Return all lines in the material below that contain "Fluorescence".

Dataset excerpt
------------------------
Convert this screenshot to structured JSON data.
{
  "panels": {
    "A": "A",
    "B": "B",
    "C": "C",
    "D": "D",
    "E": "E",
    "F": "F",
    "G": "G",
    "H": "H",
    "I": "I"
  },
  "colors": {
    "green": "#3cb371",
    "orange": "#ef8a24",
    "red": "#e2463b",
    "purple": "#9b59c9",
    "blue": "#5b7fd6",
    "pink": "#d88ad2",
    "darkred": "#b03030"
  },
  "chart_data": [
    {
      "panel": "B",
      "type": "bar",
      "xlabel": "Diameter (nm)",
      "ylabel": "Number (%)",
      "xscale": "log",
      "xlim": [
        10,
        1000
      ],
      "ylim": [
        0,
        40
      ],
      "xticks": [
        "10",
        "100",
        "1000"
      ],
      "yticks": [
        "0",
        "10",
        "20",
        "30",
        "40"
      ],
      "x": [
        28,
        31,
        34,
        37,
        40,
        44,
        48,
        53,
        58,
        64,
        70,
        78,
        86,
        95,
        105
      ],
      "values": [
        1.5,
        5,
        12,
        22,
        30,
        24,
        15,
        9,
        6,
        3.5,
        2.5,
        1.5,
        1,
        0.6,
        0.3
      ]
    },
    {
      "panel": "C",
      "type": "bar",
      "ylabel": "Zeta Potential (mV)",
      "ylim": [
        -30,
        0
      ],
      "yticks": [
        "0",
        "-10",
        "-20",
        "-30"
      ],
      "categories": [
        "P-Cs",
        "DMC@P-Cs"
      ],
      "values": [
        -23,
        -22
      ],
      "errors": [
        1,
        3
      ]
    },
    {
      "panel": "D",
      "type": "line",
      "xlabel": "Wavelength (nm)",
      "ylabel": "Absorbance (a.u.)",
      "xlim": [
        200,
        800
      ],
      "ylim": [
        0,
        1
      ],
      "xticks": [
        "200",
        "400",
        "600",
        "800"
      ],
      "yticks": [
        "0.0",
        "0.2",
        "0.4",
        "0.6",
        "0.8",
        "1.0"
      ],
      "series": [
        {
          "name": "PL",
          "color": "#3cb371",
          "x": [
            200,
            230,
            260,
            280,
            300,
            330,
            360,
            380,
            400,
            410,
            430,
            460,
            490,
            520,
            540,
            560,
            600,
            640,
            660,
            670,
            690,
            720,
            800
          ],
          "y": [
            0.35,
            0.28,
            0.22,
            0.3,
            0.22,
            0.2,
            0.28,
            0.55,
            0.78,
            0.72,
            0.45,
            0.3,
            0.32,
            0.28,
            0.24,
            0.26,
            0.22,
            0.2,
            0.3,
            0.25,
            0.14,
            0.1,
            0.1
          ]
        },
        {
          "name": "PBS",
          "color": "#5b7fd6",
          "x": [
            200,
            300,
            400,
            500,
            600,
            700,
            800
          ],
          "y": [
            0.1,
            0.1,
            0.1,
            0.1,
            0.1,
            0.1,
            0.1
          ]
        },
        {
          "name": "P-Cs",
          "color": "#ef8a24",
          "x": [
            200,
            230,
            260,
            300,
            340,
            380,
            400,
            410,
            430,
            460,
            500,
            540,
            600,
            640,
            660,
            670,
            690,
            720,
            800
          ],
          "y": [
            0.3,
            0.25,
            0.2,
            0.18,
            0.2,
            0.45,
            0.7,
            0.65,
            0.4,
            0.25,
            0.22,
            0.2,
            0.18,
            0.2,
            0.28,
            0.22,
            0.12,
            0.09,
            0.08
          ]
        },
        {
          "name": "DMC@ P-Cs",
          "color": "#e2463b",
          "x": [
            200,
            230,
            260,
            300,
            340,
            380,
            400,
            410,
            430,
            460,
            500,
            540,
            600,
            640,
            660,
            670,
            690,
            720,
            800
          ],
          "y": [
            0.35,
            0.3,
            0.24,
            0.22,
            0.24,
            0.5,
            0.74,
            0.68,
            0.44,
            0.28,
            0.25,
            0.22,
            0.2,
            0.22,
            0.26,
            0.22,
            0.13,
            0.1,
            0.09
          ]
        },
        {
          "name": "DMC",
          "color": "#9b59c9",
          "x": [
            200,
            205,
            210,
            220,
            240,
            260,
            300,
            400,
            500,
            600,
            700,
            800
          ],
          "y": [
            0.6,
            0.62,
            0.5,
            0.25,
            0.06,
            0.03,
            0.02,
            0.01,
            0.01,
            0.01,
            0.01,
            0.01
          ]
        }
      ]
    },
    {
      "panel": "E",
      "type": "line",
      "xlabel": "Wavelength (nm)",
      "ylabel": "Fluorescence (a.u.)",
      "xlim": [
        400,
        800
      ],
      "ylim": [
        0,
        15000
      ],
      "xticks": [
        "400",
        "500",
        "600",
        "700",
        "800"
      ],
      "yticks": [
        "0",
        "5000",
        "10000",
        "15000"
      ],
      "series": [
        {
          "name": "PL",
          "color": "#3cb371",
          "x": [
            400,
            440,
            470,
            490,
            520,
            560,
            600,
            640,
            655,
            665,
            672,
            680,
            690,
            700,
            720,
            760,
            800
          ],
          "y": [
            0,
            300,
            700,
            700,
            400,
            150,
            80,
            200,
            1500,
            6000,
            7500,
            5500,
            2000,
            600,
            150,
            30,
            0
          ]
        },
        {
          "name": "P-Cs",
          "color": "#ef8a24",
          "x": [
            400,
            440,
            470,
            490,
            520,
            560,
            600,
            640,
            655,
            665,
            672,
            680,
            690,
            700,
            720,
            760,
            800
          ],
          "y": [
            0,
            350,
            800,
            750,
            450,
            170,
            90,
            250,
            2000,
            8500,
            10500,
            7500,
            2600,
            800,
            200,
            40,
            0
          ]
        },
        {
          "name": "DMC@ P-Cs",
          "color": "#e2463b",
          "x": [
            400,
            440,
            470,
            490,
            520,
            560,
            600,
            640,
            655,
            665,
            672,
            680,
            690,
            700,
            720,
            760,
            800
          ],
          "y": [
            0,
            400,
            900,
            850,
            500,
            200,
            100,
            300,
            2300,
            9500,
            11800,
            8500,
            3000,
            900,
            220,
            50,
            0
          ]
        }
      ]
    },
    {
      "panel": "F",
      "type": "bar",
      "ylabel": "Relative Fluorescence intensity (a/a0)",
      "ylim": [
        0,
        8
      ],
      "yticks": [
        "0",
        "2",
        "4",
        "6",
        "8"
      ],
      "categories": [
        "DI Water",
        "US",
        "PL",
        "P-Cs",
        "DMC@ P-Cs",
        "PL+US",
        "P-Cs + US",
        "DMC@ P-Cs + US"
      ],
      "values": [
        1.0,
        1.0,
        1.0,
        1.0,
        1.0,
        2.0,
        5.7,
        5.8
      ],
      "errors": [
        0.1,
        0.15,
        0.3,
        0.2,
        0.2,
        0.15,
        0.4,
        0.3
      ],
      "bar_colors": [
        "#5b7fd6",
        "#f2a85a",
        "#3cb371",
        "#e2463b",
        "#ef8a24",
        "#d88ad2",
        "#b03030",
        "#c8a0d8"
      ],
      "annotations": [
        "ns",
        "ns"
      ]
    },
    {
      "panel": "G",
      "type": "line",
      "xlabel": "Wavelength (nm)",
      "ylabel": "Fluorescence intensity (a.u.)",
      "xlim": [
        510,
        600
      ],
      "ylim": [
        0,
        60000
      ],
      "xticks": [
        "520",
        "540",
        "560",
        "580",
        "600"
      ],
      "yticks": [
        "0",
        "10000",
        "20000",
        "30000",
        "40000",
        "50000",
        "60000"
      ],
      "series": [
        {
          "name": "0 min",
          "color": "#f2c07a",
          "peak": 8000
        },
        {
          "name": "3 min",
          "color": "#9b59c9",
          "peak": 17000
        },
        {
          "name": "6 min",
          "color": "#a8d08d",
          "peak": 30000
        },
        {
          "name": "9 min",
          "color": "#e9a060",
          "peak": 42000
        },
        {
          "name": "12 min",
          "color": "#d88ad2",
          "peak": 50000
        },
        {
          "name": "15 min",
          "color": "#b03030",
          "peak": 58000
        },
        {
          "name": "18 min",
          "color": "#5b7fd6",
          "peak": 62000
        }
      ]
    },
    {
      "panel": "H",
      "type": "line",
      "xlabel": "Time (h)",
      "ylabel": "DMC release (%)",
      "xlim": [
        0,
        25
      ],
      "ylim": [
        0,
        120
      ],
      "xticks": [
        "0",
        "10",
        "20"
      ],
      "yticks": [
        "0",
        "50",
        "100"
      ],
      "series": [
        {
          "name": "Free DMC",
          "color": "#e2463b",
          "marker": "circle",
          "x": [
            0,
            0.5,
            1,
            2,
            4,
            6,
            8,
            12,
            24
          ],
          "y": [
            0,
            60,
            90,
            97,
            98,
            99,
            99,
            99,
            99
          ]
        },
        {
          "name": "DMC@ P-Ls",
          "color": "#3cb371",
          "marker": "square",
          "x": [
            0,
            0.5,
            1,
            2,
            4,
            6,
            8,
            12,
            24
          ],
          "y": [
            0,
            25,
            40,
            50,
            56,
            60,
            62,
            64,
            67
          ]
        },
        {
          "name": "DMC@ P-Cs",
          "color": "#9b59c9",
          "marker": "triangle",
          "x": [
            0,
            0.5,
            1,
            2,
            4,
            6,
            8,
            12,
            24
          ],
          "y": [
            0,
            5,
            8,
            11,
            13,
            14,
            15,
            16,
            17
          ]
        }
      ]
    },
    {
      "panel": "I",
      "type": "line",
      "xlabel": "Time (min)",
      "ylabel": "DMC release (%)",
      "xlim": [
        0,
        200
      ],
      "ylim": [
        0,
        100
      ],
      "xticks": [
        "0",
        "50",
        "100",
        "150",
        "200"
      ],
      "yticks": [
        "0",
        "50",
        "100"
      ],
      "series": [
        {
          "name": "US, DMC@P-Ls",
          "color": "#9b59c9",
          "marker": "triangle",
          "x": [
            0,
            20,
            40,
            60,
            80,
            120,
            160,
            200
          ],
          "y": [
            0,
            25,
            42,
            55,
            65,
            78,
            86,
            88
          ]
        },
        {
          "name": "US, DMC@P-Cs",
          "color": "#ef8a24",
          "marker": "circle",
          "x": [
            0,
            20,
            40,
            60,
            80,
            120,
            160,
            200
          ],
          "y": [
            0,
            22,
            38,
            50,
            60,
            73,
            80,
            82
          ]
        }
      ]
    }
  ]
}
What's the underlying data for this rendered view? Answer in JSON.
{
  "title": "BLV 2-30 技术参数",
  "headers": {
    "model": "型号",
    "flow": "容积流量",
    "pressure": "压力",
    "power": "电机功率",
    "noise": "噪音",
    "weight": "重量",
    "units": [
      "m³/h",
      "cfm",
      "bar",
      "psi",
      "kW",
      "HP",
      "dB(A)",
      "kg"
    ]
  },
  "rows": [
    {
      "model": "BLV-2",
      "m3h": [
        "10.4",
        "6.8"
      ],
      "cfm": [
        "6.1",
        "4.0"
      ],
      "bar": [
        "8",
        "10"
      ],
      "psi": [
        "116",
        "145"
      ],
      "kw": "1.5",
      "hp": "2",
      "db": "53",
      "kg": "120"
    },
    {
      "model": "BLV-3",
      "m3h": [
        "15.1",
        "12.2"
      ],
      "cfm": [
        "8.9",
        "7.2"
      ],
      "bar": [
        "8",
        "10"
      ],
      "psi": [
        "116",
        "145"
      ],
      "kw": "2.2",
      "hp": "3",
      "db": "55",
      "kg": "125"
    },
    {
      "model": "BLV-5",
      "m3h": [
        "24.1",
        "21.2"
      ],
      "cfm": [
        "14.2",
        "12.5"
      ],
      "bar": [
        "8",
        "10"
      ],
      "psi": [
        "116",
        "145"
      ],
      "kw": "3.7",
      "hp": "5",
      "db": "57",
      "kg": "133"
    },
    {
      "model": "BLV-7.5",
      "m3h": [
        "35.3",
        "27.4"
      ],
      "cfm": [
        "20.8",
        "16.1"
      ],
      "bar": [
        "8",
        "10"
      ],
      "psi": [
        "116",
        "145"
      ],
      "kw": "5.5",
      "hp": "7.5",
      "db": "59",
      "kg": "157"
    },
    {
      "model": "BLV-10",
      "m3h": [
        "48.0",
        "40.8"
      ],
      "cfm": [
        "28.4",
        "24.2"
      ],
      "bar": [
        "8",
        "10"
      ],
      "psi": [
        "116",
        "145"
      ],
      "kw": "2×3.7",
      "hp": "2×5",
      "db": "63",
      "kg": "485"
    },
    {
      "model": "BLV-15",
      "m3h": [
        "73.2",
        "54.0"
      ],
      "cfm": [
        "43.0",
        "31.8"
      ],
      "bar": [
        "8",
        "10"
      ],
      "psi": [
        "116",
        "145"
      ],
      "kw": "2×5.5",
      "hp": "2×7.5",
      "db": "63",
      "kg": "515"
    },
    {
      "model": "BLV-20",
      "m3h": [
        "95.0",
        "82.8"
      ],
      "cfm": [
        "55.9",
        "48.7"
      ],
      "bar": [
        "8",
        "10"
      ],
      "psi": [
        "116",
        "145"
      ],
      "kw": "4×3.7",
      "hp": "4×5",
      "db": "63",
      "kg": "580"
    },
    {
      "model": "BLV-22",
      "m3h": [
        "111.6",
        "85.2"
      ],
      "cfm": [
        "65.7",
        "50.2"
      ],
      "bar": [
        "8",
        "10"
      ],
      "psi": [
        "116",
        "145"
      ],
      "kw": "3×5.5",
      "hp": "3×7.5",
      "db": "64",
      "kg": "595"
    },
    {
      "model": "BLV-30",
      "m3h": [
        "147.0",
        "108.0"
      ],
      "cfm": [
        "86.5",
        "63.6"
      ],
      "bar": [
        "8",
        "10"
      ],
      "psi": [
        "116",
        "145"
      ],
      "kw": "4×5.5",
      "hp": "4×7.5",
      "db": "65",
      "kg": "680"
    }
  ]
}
------------------------
• **RESULT BELOW**
      "ylabel": "Fluorescence (a.u.)",
      "ylabel": "Relative Fluorescence intensity (a/a0)",
      "ylabel": "Fluorescence intensity (a.u.)",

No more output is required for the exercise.